* **SELECTED PASSAGE**

══════════════════════════════

[Yes, I am aware of the FIDO work and it is a completely different use
case, does not apply to non web applications. TLS Client Auth is an IETF
spec and thus within IETF scope.]

I have an infrastructure that makes private key management really simple
for end users. They can manage private keys across devices without being
aware they are doing it. This technology has obvious applications for
existing public key authentication schemes including EAP, FIDO and TLS
Client Auth.

When looking at TLS client auth it seems to me that it is much closer to
being a viable replacement for some uses of passwords than experience leads
us to believe. In particular, I have maybe 5 accounts I might use a
hardware token to secure but I have several hundred Web accounts that all
use the same password because when it's not my asset and I am not
being paid, I don't use my brain power to remember the password.

══════════════════════════════

Entries from a dataset:
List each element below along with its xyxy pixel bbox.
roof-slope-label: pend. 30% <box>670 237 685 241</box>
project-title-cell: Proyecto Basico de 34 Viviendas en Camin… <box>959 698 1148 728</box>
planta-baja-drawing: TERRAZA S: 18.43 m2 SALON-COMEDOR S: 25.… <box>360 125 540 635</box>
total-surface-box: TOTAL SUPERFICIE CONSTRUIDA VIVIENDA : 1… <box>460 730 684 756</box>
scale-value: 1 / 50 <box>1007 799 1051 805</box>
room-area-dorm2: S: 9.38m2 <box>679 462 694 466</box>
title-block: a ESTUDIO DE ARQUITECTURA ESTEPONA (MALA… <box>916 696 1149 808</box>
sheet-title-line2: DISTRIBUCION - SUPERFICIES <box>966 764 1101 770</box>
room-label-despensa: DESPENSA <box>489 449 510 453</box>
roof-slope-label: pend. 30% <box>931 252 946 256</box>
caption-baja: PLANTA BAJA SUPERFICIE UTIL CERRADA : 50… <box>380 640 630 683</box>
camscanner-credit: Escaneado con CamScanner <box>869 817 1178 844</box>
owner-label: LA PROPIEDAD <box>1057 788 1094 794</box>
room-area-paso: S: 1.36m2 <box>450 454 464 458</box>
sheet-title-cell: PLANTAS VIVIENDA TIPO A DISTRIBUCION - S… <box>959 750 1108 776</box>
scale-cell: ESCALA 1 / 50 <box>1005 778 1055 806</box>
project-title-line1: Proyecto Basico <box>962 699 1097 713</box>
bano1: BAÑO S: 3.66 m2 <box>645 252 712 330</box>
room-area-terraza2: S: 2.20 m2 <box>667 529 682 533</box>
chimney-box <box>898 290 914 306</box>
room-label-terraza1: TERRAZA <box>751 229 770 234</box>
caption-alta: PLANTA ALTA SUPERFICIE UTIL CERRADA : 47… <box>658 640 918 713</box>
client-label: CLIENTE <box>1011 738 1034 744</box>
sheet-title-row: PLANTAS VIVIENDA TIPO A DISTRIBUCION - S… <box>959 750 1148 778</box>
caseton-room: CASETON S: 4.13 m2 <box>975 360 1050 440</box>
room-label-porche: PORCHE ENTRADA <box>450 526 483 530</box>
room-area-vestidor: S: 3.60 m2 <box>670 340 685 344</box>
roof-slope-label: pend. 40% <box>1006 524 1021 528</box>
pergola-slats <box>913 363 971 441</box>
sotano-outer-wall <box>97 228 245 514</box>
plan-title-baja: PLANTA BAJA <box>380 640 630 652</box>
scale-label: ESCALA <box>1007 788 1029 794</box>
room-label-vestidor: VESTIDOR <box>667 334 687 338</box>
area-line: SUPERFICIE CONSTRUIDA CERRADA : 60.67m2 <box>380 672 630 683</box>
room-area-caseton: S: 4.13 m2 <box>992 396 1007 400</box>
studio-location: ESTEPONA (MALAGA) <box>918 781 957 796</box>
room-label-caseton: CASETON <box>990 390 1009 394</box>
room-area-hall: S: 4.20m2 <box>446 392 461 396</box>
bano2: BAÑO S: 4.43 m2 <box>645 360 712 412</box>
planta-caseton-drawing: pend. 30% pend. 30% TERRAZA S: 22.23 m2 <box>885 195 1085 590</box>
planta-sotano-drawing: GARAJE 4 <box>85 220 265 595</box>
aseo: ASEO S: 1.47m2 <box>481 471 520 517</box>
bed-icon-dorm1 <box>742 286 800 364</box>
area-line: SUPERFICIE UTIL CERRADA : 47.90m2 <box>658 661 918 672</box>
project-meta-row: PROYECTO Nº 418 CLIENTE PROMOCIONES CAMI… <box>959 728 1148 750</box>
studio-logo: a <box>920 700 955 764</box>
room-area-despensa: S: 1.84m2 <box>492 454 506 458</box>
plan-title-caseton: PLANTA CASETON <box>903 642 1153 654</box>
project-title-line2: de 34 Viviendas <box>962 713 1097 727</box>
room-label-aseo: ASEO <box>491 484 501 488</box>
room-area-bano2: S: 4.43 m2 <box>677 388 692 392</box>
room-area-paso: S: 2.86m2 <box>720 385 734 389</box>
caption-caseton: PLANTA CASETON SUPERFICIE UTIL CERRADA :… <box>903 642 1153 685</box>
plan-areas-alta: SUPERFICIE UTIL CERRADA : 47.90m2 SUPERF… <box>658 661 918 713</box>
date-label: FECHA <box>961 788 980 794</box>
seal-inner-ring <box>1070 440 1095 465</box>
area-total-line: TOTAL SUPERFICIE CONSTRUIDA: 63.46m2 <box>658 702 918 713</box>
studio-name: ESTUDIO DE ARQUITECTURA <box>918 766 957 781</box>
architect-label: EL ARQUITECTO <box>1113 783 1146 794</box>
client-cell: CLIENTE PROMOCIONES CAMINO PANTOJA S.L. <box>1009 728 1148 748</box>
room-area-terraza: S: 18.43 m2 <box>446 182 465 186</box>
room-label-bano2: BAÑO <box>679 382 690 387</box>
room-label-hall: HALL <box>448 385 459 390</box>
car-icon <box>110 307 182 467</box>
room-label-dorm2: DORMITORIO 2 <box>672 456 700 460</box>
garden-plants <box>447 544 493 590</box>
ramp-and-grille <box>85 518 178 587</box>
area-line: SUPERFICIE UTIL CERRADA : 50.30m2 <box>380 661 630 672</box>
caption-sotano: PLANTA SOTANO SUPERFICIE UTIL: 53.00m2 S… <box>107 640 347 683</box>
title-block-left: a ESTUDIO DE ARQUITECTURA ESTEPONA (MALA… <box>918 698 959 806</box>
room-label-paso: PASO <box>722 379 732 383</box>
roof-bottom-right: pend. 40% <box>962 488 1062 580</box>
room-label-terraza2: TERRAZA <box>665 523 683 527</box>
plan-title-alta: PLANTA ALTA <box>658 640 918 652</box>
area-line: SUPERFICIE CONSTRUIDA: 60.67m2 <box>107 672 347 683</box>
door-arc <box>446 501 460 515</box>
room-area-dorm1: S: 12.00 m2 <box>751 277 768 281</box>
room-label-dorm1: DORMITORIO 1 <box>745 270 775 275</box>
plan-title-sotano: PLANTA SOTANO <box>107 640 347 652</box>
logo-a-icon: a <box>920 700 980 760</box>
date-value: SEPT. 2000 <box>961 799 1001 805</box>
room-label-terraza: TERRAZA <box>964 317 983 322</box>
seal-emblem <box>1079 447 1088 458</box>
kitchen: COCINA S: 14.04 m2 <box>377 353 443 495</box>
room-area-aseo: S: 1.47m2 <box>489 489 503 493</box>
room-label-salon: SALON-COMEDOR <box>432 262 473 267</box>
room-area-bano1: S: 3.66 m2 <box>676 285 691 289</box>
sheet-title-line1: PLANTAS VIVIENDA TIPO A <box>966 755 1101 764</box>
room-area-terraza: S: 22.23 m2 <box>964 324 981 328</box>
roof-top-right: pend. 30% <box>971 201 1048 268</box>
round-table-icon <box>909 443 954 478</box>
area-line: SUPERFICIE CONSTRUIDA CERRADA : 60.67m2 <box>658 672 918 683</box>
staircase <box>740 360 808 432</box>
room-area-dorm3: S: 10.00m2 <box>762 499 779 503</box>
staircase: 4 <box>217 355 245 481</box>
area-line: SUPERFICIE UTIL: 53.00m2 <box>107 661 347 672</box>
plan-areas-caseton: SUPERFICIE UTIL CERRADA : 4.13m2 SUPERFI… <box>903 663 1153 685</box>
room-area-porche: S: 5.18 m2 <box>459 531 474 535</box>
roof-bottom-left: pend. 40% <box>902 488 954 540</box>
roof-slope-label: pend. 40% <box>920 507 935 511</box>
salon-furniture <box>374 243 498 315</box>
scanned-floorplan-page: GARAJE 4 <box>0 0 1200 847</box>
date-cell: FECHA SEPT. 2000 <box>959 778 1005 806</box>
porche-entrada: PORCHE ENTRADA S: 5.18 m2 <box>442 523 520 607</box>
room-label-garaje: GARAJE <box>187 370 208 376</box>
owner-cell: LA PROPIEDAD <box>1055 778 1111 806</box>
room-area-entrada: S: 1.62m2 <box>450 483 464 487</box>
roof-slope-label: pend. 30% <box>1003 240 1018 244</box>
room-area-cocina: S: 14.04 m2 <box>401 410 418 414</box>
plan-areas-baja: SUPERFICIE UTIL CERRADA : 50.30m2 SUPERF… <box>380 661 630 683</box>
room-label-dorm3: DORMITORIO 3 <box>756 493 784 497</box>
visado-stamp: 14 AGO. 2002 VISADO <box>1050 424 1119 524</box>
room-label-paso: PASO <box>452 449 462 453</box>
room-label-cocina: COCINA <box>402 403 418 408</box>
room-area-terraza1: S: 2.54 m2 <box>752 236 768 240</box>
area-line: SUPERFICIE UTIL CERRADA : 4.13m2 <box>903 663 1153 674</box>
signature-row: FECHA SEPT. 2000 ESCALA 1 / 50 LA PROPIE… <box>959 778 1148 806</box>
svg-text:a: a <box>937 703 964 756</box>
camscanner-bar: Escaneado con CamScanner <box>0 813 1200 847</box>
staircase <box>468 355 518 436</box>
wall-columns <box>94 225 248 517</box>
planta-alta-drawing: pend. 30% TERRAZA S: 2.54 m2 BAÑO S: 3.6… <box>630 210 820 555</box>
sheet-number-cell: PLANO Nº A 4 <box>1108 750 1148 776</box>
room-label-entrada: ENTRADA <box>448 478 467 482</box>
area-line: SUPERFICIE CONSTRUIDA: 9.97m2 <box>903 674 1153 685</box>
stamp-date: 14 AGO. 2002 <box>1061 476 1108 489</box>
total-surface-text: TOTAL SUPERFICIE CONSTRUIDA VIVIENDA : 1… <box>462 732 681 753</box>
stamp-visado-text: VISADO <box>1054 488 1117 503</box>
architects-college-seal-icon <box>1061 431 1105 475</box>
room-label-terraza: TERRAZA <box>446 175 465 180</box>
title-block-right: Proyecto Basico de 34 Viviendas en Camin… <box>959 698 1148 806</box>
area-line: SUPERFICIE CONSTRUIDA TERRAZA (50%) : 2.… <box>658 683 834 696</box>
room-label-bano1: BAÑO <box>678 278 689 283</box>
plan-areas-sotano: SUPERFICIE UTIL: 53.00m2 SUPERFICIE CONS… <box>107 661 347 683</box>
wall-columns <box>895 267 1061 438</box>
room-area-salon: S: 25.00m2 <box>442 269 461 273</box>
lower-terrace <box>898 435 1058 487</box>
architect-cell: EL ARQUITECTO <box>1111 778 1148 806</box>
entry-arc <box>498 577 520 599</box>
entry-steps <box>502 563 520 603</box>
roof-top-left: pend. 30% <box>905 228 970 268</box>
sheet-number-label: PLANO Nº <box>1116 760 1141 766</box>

══════════════════════════════

* **TASKS TO COMPLETE**
- 1) Transcribe the part of the post on TLS client authentication starting with "When looking at" and going on through "remember the password.".
- 2) In the post on TLS client authentication, which body is TLS Client Auth said to be a spec of?
- 3) Take the post on TLS client authentication further, continuing from its last sentence.

* **RESPONSES TO THE EXERCISE**
- 1)
When looking at TLS client auth it seems to me that it is much closer to
being a viable replacement for some uses of passwords than experience leads
us to believe. In particular, I have maybe 5 accounts I might use a
hardware token to secure but I have several hundred Web accounts that all
use the same password because when it's not my asset and I am not
being paid, I don't use my brain power to remember the password.

- 2) The IETF.

- 3)
So my basic idea here is that Alice connects all her devices to her
personal Mesh and they are automatically provisioned with a device specific
cert that is chained up to one of Alice's personal PKIX CAs. The CA in turn
being (optionally) credentialed under Alice's personal Mesh via an
extension if the goal is to establish that the 'Alice' visiting site A is
the same as the Alice visiting site B. For cases where we want to prevent
linkage, we develop a separate CA per site.

This is not how PKIX is intended to work of course. But the deployed
infrastructure supports PKIX and so that is the framework we have to work
within.


Looking at how TLS Client Auth works as deployed, a server sends a message
back to a client saying 'client certificate required' and a list of
distinguished names of CAs it will accept.

So what I want to know is not 'should I do this', but 'what is the string I
should send when I do'. That is, this is something I am planning to do and
so I am asking what approach is least likely to have unintended effects.

I see a need for two distinguished names:

A) 'Self signed CA speaking to any relying party'
B) 'Self signed CA speaking to a specific relying party'

The server is going to check the certificate chain itself on the other end
of course.


And again, yes, I do fully understand the limitations of transport layer
client auth. That is why I make use of my own authentication layer for Web
Service transactions.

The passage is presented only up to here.